# Required task
Scan the following material for the string "Copilot" and copy each line in which it appears.

**********

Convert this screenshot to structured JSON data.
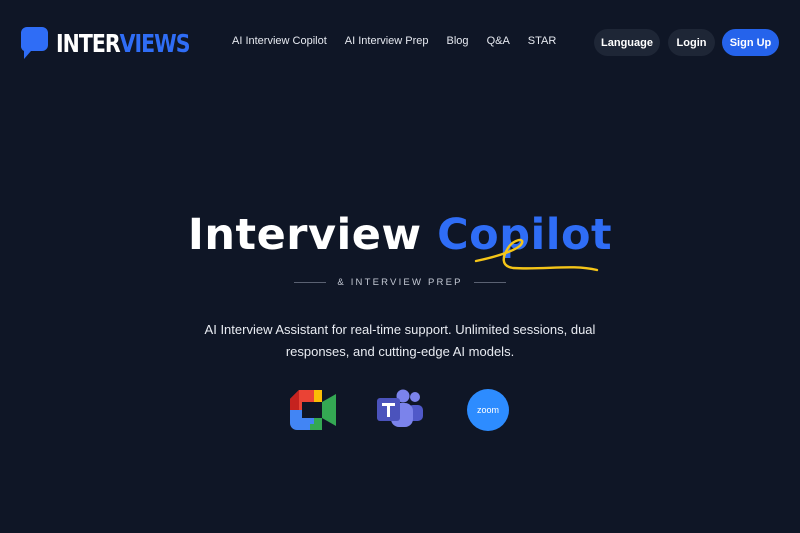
{
  "nav": {
    "logo": {
      "part1": "INTER",
      "part2": "VIEWS"
    },
    "links": [
      "AI Interview Copilot",
      "AI Interview Prep",
      "Blog",
      "Q&A",
      "STAR"
    ],
    "language_label": "Language",
    "login_label": "Login",
    "signup_label": "Sign Up"
  },
  "hero": {
    "title_part1": "Interview",
    "title_part2": "Copilot",
    "subtitle": "& INTERVIEW PREP",
    "description": "AI Interview Assistant for real-time support. Unlimited sessions, dual responses, and cutting-edge AI models."
  },
  "platforms": [
    {
      "icon": "google-meet-icon"
    },
    {
      "icon": "microsoft-teams-icon"
    },
    {
      "icon": "zoom-icon",
      "label": "zoom"
    }
  ],
  "colors": {
    "background": "#0f1626",
    "accent": "#2563eb",
    "highlight": "#f5c518"
  }
}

**********

# Result of this task
      "AI Interview Copilot",
    "title_part2": "Copilot",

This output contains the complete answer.